***** Data for this exercise *****

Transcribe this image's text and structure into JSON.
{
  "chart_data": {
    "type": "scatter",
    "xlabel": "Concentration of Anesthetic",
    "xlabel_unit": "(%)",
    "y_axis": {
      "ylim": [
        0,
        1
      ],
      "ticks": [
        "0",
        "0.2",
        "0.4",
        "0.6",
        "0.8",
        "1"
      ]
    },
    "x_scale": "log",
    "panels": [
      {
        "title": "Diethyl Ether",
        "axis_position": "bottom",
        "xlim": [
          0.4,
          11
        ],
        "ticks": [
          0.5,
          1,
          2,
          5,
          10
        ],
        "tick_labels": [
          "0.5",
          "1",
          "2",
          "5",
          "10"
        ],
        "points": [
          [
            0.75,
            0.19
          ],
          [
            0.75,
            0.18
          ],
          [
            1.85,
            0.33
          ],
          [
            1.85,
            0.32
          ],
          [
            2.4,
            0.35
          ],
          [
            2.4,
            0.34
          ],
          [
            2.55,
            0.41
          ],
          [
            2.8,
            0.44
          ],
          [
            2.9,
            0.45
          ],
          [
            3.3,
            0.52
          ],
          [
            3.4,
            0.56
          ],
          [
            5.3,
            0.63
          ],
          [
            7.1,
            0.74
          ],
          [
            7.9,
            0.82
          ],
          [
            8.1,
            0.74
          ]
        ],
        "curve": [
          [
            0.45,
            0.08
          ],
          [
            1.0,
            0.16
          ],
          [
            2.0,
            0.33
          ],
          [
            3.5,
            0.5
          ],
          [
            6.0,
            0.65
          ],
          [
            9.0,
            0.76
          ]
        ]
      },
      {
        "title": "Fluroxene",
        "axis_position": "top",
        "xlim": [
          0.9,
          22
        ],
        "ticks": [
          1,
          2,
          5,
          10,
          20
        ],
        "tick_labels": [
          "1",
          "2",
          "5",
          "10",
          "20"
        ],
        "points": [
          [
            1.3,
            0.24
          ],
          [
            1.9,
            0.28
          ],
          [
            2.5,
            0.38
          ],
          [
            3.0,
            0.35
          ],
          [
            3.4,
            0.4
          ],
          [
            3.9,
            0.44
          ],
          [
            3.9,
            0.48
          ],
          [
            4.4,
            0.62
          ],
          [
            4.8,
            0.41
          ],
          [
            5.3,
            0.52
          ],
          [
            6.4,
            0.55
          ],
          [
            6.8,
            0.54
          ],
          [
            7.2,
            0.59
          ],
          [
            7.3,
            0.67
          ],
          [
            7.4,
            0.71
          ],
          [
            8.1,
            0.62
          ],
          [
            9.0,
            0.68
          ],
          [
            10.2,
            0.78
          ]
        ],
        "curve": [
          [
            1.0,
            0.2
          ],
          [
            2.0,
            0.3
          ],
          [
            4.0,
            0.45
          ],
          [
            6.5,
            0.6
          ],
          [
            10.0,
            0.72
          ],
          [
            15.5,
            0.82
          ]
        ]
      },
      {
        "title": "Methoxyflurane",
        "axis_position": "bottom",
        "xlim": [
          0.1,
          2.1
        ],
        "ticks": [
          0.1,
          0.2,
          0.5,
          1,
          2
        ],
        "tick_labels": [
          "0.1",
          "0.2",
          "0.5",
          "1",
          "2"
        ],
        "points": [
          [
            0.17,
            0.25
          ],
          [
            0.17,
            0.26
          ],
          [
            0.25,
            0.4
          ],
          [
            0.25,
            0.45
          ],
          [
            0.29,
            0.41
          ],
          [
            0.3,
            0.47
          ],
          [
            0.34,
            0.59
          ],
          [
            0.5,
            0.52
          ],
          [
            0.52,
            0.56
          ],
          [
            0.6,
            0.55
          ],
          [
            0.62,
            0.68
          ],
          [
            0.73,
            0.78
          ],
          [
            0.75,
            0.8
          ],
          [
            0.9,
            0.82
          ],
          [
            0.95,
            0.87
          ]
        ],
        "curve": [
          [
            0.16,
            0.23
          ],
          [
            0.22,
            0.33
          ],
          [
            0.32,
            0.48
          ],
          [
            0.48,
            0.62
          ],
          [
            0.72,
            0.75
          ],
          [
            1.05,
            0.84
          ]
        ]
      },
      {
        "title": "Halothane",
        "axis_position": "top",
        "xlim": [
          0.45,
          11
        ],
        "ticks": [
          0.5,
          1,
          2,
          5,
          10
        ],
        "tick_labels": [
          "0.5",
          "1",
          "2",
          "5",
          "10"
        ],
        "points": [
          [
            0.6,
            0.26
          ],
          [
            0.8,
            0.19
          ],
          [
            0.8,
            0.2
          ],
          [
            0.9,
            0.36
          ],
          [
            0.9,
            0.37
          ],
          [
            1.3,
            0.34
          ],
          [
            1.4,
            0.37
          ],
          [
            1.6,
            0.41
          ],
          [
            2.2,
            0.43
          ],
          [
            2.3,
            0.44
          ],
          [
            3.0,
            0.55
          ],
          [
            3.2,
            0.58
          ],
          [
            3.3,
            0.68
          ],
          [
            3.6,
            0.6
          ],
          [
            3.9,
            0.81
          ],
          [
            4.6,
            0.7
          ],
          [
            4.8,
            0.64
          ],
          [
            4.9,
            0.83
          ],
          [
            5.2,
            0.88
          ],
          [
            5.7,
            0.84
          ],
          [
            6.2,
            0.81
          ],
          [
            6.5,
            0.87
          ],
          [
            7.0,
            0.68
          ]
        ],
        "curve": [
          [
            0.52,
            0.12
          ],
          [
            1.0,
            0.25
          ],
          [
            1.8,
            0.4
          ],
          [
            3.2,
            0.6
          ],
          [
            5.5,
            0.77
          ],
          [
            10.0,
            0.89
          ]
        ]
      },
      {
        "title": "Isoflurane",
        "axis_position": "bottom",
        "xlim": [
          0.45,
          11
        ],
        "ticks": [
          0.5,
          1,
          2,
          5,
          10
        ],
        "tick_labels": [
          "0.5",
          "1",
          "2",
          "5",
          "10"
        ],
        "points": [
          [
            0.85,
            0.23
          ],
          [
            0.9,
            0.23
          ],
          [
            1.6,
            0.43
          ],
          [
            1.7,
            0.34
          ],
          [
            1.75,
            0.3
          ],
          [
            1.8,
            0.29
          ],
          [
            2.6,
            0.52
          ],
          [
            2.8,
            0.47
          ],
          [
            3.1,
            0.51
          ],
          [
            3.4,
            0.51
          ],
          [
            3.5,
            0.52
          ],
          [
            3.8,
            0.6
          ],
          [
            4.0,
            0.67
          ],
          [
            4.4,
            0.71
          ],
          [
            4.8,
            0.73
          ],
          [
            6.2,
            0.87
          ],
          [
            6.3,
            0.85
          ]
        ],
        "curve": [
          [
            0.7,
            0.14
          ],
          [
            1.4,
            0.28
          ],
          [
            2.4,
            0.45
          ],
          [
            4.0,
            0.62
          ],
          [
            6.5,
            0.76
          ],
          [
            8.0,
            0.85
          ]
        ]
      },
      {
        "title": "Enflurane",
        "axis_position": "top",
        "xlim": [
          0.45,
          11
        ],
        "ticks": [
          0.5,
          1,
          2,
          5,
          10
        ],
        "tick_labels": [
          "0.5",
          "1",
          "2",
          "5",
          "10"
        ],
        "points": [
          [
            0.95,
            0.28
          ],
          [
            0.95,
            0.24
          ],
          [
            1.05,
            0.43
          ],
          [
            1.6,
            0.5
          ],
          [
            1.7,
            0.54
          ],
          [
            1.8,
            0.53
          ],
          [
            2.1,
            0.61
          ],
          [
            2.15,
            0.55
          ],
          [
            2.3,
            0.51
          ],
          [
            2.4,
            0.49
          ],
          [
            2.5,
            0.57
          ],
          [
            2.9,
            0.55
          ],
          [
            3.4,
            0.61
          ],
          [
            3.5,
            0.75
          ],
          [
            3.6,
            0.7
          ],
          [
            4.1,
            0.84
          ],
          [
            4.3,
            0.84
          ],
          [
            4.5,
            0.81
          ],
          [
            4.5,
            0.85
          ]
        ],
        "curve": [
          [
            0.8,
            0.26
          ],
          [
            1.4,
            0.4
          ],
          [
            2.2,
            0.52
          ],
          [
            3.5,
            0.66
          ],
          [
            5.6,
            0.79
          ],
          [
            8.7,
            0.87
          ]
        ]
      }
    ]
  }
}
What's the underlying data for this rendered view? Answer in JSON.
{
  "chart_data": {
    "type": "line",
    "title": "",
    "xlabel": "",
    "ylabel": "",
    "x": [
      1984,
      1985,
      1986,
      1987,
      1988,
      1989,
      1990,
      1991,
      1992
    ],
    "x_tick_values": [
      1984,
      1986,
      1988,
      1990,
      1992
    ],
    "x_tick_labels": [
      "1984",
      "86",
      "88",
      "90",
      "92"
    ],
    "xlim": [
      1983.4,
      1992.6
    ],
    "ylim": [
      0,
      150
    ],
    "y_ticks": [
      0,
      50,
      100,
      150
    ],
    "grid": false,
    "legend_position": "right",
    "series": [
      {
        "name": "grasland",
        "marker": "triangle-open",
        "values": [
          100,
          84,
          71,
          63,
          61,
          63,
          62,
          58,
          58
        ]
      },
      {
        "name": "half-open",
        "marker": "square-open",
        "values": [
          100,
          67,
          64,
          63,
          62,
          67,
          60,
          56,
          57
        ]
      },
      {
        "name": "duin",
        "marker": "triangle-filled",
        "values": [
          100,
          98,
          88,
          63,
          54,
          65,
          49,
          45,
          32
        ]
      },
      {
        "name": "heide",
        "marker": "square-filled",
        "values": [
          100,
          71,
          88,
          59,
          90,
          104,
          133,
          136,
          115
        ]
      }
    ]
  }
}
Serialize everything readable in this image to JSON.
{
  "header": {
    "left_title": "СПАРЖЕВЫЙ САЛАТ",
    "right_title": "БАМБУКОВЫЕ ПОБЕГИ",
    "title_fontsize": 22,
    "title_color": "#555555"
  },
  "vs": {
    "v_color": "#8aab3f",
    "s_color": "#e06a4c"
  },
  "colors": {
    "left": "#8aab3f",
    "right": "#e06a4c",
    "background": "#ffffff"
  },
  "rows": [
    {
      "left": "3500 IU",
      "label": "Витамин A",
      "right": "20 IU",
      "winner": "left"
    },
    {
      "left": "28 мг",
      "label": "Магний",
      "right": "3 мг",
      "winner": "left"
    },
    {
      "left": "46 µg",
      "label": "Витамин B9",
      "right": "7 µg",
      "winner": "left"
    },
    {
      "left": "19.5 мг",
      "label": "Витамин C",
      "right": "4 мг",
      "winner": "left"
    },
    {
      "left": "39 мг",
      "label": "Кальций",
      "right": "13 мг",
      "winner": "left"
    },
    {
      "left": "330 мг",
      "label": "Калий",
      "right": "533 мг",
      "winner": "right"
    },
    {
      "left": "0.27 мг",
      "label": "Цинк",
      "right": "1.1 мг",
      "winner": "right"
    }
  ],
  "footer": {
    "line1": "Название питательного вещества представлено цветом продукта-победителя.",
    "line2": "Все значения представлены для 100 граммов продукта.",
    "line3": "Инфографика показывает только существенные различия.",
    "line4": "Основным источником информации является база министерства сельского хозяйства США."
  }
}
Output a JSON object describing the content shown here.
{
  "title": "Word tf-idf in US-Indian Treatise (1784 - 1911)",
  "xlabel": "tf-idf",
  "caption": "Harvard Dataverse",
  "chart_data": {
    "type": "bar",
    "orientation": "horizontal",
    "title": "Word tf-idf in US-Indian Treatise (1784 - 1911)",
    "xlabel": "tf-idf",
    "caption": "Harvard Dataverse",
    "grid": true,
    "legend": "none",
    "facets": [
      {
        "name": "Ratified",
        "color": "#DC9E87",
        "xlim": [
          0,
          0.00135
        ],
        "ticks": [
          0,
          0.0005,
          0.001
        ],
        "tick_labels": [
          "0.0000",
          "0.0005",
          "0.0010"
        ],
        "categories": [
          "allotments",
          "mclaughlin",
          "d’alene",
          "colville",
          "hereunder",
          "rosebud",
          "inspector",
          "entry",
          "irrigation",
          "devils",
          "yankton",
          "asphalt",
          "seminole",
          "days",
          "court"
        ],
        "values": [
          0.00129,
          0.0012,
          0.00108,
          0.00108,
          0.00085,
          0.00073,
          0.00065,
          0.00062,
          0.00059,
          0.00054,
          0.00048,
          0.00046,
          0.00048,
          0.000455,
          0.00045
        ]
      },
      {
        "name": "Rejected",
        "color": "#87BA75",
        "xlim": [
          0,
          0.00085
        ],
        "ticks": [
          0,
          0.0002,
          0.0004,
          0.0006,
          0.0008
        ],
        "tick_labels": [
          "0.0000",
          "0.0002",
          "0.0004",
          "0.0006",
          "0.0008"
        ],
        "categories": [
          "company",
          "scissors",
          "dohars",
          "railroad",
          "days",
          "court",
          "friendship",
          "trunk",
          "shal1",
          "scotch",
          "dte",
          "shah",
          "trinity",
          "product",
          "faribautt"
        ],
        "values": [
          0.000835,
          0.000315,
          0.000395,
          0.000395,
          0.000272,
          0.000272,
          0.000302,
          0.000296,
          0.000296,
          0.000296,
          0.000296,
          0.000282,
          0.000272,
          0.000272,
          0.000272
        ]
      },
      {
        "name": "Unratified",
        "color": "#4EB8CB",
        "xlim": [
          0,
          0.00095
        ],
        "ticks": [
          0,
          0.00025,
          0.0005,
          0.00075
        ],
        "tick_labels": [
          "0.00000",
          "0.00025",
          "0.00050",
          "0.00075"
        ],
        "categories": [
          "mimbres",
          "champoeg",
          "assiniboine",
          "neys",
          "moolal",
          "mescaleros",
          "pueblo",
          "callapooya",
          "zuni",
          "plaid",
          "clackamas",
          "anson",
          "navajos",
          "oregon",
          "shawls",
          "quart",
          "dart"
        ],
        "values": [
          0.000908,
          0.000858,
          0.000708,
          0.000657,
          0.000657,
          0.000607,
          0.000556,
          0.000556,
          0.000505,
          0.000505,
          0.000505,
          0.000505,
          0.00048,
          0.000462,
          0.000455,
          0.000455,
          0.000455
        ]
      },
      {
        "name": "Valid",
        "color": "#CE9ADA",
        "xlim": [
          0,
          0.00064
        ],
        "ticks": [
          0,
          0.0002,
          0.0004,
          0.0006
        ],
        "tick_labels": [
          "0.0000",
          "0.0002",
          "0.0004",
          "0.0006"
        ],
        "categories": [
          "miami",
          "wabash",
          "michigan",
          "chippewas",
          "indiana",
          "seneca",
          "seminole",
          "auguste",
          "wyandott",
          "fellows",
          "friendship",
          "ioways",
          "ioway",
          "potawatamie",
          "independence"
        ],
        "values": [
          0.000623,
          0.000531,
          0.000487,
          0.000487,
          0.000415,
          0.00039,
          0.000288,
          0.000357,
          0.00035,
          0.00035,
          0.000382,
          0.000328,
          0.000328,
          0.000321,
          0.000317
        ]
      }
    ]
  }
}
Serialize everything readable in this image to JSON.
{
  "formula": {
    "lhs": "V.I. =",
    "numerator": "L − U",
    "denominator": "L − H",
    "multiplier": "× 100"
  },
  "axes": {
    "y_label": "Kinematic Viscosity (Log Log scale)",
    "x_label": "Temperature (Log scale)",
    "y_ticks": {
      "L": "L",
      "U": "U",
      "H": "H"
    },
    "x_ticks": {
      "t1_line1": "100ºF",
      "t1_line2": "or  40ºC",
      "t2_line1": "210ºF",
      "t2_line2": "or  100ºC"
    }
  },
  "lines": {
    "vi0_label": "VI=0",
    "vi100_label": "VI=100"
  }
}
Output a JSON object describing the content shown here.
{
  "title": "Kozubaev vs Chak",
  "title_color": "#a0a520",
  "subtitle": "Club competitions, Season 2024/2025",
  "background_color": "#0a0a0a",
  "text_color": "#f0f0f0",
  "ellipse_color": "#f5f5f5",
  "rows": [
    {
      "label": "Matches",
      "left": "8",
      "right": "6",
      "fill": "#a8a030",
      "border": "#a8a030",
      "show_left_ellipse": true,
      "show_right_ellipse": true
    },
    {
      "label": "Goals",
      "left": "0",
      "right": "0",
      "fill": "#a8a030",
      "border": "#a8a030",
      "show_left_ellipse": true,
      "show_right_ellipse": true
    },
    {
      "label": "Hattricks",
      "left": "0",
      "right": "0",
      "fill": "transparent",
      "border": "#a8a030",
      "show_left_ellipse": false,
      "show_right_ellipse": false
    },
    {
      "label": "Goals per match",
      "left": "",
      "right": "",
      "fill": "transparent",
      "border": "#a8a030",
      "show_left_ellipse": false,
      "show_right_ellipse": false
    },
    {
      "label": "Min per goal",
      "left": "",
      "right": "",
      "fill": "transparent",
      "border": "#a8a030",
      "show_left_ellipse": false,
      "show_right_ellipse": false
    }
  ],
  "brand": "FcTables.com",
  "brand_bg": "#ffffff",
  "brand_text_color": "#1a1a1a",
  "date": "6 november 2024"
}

*****

Return a copy of every line that includes the word "marker".

        "marker": "triangle-open",
        "marker": "square-open",
        "marker": "triangle-filled",
        "marker": "square-filled",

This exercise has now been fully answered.